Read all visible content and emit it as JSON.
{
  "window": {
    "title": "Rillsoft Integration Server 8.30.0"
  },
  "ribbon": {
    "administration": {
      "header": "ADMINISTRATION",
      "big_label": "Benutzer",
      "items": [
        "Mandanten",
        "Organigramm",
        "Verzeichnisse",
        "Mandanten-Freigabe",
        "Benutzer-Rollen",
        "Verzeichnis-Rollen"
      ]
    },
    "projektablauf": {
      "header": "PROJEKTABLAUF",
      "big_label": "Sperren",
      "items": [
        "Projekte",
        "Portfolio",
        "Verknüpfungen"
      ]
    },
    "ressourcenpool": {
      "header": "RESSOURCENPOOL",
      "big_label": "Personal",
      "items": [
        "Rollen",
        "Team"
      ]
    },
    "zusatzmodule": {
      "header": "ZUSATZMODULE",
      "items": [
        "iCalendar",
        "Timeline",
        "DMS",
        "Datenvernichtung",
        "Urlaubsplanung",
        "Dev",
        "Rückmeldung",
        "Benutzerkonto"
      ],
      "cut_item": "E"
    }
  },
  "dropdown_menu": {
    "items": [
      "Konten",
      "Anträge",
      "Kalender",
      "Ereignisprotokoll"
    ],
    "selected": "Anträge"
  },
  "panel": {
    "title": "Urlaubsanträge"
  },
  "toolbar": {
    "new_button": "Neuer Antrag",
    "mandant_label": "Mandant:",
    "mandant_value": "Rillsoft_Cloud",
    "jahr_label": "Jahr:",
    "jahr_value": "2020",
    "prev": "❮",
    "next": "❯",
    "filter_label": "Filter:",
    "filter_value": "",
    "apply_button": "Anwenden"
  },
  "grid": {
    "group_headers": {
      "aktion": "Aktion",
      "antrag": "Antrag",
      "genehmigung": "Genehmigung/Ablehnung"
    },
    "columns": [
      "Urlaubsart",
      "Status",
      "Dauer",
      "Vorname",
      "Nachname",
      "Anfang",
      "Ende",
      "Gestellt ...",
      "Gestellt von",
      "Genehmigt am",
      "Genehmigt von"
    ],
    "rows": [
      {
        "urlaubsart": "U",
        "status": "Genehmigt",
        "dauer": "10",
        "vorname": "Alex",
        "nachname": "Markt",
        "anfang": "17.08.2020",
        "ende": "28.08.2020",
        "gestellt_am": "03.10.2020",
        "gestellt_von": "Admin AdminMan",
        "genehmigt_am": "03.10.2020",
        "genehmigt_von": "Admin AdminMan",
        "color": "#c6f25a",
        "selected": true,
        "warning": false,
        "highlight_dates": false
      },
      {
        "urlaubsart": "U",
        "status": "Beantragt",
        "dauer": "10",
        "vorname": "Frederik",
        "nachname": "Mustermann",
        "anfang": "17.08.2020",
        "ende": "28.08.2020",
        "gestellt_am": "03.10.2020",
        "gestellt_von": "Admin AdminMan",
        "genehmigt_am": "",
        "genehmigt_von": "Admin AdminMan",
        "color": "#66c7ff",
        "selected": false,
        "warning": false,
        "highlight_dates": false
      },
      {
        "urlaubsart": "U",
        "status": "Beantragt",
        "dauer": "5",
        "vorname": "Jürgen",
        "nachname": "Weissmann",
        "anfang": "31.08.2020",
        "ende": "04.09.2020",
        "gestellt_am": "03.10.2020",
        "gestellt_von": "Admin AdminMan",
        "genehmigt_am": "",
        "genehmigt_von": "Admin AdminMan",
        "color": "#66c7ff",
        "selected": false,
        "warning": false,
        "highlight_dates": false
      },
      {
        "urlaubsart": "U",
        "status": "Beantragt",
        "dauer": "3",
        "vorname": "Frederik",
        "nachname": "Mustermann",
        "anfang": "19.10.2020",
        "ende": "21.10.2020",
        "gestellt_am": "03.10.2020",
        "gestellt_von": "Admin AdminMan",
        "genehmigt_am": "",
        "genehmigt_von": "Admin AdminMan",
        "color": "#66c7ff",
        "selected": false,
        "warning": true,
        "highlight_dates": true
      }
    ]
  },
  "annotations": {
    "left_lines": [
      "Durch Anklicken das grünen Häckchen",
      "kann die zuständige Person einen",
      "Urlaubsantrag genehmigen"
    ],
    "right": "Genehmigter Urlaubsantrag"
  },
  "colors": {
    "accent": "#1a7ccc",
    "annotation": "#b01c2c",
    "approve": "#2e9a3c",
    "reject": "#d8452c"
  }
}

----------

What to do = Where a line holds "true", copy it out.

Expected output =
        "selected": true,
        "warning": true,
        "highlight_dates": true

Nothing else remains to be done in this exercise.